[Dataset entries]
:::::
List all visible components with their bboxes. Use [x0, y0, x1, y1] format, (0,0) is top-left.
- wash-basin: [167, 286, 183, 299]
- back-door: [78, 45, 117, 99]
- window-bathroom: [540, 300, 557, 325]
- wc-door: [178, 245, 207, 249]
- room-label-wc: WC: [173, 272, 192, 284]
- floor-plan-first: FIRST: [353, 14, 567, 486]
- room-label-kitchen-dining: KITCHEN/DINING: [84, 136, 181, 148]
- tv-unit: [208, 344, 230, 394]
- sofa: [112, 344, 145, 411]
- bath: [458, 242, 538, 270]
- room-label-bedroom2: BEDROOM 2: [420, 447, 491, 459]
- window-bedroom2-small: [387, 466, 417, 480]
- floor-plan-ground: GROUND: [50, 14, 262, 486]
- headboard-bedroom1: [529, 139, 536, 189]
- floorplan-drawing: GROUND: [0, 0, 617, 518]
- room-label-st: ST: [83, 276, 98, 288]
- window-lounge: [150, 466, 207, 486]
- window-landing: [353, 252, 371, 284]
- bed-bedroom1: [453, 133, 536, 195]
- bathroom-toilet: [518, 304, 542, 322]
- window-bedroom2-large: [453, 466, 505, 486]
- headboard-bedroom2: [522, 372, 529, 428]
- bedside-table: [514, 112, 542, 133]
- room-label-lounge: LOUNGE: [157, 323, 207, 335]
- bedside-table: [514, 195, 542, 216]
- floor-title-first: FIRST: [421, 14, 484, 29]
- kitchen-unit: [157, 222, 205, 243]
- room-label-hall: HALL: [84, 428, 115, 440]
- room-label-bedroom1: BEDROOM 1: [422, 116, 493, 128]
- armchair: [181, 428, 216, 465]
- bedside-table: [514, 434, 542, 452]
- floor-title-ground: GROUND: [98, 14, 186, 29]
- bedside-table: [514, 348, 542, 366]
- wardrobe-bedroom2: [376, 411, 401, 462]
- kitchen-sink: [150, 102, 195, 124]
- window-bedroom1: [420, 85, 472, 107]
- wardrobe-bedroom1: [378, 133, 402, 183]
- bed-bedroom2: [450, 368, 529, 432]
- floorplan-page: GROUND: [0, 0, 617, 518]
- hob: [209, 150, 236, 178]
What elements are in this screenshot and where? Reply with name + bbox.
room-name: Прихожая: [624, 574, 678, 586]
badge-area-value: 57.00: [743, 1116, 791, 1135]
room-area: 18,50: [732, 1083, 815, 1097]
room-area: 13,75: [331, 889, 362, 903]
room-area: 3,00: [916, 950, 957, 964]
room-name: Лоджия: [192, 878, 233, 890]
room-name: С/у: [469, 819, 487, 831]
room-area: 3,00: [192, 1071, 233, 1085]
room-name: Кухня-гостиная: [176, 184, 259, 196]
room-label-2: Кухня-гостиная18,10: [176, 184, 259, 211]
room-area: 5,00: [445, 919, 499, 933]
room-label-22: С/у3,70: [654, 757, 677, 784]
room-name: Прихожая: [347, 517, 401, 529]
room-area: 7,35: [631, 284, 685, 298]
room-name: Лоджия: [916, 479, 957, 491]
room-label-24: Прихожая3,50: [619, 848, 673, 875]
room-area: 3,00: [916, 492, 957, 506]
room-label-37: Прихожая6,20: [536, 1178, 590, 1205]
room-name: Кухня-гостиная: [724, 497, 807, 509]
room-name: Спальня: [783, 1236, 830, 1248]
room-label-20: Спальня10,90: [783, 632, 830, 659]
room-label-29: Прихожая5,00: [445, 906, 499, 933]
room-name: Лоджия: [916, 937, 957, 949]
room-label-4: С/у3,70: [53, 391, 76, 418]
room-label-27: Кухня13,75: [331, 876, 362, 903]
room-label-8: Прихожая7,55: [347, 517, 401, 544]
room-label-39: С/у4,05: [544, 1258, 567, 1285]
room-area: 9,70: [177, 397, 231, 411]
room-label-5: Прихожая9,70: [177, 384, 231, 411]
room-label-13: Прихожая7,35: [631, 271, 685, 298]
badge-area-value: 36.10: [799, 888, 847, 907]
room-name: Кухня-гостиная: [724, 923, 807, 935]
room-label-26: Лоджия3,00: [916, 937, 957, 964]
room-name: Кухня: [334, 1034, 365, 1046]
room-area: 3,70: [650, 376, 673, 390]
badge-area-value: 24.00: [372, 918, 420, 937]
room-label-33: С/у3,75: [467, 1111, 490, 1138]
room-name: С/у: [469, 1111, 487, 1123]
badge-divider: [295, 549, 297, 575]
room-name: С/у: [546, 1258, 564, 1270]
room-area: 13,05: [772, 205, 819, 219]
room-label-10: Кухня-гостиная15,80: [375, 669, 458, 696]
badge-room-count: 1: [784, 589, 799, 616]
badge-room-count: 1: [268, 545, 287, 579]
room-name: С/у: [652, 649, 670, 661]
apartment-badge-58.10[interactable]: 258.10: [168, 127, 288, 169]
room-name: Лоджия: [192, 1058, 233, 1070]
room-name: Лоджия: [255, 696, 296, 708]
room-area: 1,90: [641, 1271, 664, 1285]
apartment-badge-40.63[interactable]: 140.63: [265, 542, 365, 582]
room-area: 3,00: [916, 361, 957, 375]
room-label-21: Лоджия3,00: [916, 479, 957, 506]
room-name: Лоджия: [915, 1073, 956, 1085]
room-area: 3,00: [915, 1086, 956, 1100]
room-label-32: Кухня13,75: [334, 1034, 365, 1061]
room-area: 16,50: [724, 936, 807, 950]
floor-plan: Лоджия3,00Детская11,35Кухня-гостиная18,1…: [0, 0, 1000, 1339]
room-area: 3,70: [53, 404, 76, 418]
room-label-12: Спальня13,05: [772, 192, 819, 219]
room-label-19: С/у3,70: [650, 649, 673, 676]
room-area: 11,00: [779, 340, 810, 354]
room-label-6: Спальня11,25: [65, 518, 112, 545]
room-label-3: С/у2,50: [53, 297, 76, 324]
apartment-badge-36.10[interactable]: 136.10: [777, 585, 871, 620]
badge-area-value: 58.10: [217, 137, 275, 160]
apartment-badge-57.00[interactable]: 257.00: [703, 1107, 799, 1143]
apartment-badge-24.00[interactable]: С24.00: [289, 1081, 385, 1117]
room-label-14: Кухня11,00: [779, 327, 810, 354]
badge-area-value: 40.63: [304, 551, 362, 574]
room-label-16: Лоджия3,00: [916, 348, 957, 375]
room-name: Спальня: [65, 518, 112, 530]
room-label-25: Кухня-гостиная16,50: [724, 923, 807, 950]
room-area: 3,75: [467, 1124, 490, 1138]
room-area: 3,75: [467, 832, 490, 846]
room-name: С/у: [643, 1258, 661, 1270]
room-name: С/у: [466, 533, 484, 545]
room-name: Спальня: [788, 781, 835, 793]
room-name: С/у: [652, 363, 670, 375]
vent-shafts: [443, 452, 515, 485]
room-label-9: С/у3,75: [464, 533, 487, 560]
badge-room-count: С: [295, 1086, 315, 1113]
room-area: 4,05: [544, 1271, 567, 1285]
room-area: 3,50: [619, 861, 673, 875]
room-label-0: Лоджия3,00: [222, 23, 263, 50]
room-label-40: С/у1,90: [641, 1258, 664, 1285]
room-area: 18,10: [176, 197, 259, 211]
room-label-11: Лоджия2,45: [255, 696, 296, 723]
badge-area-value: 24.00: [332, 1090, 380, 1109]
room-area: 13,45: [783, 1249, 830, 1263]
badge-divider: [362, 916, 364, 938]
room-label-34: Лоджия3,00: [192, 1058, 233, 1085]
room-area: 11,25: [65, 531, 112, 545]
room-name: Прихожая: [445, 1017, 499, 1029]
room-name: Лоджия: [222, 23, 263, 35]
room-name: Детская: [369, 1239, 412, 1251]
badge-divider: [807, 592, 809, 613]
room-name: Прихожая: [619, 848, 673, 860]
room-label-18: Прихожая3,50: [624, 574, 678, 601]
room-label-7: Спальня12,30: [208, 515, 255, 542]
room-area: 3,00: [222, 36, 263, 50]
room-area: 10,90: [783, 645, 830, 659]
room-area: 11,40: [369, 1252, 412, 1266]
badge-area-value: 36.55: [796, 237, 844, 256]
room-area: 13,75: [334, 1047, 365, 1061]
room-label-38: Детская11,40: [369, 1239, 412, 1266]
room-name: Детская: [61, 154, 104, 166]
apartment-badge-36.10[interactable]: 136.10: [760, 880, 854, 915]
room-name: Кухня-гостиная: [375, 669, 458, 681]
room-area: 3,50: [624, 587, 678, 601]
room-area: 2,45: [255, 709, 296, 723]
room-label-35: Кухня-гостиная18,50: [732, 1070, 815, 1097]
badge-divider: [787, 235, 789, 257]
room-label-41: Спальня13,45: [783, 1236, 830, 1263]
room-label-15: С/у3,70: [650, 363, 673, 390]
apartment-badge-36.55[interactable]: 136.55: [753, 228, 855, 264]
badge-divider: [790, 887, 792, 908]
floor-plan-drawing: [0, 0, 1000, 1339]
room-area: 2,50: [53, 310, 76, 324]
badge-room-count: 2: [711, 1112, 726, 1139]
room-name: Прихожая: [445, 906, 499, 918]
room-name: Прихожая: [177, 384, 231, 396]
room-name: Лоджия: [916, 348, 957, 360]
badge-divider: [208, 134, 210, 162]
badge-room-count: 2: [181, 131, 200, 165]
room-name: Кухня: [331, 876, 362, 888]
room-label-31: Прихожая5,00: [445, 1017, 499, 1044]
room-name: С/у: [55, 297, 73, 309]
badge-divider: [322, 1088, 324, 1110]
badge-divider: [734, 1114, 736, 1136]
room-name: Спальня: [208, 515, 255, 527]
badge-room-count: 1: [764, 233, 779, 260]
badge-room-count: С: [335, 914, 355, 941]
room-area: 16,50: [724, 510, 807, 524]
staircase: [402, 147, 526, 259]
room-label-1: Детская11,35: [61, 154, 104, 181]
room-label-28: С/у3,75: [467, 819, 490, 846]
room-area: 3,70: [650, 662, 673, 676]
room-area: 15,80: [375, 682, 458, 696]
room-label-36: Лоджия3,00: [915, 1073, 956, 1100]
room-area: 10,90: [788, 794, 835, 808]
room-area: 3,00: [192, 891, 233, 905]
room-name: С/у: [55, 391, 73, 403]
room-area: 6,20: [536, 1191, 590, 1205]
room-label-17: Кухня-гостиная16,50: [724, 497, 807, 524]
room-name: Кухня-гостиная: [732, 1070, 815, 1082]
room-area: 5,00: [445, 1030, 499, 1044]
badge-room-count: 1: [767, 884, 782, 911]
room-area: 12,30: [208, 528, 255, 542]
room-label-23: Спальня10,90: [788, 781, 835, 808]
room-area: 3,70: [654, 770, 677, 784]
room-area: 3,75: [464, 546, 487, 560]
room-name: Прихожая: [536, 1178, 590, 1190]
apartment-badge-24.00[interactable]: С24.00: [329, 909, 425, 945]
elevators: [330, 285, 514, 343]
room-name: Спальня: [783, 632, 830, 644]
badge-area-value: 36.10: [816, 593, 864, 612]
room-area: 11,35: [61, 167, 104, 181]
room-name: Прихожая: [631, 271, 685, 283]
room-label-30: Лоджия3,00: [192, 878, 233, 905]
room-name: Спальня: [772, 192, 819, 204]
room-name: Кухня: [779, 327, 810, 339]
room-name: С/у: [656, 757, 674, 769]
:::::
STATED PROBLEM: Switch "sofa" to "couch" in everything from the start of the rows down to the line containing "- bedside-table: [514, 112, 542, 133]", and write out those lines again with nothing else changed.

REPLY TO THE EXERCISE:
List all visible components with their bboxes. Use [x0, y0, x1, y1] format, (0,0) is top-left.
- wash-basin: [167, 286, 183, 299]
- back-door: [78, 45, 117, 99]
- window-bathroom: [540, 300, 557, 325]
- wc-door: [178, 245, 207, 249]
- room-label-wc: WC: [173, 272, 192, 284]
- floor-plan-first: FIRST: [353, 14, 567, 486]
- room-label-kitchen-dining: KITCHEN/DINING: [84, 136, 181, 148]
- tv-unit: [208, 344, 230, 394]
- couch: [112, 344, 145, 411]
- bath: [458, 242, 538, 270]
- room-label-bedroom2: BEDROOM 2: [420, 447, 491, 459]
- window-bedroom2-small: [387, 466, 417, 480]
- floor-plan-ground: GROUND: [50, 14, 262, 486]
- headboard-bedroom1: [529, 139, 536, 189]
- floorplan-drawing: GROUND: [0, 0, 617, 518]
- room-label-st: ST: [83, 276, 98, 288]
- window-lounge: [150, 466, 207, 486]
- window-landing: [353, 252, 371, 284]
- bed-bedroom1: [453, 133, 536, 195]
- bathroom-toilet: [518, 304, 542, 322]
- window-bedroom2-large: [453, 466, 505, 486]
- headboard-bedroom2: [522, 372, 529, 428]
- bedside-table: [514, 112, 542, 133]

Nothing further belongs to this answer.